§ **Exercise instructions**
Count how many lines include "Таблица" and answer with that number only.

(Stored records)
# # # # # # #

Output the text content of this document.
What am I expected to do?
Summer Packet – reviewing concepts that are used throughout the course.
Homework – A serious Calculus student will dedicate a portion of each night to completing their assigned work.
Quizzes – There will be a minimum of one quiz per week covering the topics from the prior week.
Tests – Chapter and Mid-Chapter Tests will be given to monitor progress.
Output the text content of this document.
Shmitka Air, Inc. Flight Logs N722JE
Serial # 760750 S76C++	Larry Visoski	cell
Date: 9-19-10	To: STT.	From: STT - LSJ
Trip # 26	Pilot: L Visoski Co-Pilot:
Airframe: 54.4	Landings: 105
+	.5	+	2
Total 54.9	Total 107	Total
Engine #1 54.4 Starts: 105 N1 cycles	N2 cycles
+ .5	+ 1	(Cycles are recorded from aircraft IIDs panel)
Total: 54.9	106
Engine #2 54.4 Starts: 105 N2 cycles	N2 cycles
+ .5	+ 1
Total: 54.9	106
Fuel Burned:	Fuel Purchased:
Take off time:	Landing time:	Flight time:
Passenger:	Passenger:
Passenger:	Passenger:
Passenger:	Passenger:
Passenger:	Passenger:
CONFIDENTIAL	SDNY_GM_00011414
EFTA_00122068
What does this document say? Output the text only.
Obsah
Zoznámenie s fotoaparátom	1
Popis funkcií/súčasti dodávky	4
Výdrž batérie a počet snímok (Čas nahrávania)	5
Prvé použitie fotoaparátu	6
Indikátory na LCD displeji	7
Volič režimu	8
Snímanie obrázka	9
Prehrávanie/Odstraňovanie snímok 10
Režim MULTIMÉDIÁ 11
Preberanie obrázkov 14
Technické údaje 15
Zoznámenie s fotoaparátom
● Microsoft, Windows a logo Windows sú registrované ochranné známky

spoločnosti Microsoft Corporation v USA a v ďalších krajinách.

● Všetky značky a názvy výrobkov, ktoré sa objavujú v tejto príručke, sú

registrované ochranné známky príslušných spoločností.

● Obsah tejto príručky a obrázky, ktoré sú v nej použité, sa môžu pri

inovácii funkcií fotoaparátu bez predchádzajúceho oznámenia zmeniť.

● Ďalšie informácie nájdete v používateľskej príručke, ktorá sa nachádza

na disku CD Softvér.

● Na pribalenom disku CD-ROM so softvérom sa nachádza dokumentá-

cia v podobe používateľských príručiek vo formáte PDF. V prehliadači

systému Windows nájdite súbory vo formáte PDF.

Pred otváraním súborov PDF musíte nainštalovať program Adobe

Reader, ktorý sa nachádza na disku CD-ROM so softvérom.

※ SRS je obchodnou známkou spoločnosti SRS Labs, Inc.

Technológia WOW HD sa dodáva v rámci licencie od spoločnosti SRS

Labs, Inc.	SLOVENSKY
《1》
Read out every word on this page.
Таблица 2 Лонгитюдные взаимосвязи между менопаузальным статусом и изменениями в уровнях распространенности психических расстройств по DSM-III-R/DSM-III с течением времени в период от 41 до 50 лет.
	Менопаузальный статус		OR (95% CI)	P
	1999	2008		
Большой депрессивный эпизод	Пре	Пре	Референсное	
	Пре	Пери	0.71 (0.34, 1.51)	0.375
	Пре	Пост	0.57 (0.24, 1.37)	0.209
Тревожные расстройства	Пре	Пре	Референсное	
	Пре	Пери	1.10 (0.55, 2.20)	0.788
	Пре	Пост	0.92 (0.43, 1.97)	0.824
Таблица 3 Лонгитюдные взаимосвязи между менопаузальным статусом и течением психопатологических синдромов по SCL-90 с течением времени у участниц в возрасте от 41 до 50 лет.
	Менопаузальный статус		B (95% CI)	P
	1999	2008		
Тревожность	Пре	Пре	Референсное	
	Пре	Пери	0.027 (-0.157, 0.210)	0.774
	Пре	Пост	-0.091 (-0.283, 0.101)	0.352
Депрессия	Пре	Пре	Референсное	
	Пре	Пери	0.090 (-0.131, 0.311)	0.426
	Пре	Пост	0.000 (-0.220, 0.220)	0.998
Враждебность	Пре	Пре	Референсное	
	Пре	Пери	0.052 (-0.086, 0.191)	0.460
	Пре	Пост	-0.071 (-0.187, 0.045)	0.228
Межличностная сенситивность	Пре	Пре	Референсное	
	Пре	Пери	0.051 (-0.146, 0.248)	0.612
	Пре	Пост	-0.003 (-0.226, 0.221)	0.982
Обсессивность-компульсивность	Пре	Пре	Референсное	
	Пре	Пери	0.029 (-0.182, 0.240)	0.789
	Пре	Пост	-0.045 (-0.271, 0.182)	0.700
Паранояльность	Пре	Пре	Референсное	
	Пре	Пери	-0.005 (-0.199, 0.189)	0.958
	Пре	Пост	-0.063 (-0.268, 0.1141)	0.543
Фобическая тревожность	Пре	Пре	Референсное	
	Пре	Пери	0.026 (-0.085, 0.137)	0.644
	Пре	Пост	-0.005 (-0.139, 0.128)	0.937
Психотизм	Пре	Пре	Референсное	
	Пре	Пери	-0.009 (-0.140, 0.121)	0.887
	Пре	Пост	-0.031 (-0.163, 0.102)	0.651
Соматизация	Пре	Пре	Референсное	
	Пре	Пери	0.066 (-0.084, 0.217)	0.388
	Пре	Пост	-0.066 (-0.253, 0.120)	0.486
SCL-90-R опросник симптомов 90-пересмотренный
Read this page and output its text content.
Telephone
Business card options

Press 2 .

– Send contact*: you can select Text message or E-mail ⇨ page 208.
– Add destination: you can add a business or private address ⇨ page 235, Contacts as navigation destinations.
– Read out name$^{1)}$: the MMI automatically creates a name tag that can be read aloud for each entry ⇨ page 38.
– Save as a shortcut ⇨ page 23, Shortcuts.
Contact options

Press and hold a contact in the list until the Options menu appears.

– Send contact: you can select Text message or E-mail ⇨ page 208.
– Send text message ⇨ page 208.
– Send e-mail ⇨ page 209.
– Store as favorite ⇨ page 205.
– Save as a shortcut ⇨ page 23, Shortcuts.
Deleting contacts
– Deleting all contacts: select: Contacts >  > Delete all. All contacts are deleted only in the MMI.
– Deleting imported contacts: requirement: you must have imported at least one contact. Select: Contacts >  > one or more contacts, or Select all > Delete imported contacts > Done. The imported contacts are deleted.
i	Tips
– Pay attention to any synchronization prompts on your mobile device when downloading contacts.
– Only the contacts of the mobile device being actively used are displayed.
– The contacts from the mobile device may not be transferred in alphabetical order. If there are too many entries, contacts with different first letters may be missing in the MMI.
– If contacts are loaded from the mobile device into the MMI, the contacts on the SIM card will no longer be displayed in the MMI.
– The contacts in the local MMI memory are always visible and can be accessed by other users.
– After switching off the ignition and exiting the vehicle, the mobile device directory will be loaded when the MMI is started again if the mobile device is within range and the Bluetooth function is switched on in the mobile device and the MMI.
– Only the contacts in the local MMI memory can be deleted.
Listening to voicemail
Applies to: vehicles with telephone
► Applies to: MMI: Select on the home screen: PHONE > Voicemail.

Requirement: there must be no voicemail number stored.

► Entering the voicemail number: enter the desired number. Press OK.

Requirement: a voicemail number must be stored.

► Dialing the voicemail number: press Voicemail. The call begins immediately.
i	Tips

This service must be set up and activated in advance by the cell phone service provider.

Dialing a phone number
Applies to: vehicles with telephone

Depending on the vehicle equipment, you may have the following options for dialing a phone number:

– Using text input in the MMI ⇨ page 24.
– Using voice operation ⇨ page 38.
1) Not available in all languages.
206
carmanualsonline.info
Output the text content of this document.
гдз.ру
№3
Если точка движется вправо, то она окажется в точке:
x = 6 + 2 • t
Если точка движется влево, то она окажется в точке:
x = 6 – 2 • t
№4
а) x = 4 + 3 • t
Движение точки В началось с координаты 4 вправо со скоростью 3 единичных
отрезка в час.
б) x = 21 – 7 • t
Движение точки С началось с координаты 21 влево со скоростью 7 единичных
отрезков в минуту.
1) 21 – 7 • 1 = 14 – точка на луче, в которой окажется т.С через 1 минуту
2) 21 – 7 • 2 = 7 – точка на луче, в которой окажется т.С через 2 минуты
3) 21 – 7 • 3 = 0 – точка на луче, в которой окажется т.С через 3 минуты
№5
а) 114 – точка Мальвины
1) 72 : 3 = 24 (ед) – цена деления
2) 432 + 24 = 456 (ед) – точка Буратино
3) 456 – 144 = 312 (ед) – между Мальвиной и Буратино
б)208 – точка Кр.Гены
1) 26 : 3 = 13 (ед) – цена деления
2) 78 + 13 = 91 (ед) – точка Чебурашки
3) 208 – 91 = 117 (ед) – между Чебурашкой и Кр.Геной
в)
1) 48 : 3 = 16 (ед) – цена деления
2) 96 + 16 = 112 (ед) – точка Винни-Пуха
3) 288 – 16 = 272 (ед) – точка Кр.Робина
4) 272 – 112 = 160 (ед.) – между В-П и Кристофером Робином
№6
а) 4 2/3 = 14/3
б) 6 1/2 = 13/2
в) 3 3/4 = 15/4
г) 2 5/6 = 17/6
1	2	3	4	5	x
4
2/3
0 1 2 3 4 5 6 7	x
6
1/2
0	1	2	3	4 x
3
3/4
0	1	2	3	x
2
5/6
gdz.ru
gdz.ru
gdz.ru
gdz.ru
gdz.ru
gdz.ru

# # # # # # #

§ **Result of the task**
2